TASK TO CARRY OUT:
Search the listing below for the word "name" and copy each line that holds it.

MATERIALS PROVIDED:
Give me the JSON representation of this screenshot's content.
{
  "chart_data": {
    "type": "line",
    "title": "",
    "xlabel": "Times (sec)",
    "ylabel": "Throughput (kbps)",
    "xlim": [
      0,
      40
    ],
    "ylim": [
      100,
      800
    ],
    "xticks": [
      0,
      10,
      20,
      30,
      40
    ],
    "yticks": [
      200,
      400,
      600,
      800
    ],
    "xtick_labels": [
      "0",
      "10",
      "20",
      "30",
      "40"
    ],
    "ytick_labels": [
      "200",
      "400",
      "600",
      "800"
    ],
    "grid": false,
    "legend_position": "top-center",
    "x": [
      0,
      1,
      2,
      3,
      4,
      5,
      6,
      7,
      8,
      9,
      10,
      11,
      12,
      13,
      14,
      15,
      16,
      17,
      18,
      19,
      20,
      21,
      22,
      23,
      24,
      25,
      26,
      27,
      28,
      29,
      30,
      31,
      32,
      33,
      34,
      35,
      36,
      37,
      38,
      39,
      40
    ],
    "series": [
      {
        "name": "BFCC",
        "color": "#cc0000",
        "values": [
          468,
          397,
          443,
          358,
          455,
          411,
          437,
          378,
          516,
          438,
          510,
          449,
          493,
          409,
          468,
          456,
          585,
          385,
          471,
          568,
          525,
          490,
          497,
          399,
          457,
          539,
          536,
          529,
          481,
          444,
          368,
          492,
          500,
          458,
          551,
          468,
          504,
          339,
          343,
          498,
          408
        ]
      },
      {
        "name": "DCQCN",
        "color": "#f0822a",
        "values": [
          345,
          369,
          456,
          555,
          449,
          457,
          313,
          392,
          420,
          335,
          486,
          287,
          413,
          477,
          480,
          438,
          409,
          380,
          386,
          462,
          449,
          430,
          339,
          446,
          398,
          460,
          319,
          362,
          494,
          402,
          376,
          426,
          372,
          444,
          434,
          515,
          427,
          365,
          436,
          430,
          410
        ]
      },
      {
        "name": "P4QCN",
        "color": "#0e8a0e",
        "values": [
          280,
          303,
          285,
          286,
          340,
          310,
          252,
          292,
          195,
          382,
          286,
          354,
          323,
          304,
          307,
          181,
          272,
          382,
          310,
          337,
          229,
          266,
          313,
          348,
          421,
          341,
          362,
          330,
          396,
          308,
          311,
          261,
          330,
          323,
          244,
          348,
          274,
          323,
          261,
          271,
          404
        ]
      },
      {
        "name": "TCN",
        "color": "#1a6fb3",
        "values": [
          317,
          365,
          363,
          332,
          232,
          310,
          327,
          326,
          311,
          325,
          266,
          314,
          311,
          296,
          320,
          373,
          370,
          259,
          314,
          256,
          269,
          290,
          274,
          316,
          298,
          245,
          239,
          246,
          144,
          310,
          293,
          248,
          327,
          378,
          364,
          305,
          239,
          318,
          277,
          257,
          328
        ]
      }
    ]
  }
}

EXPECTED ANSWER:
        "name": "BFCC",
        "name": "DCQCN",
        "name": "P4QCN",
        "name": "TCN",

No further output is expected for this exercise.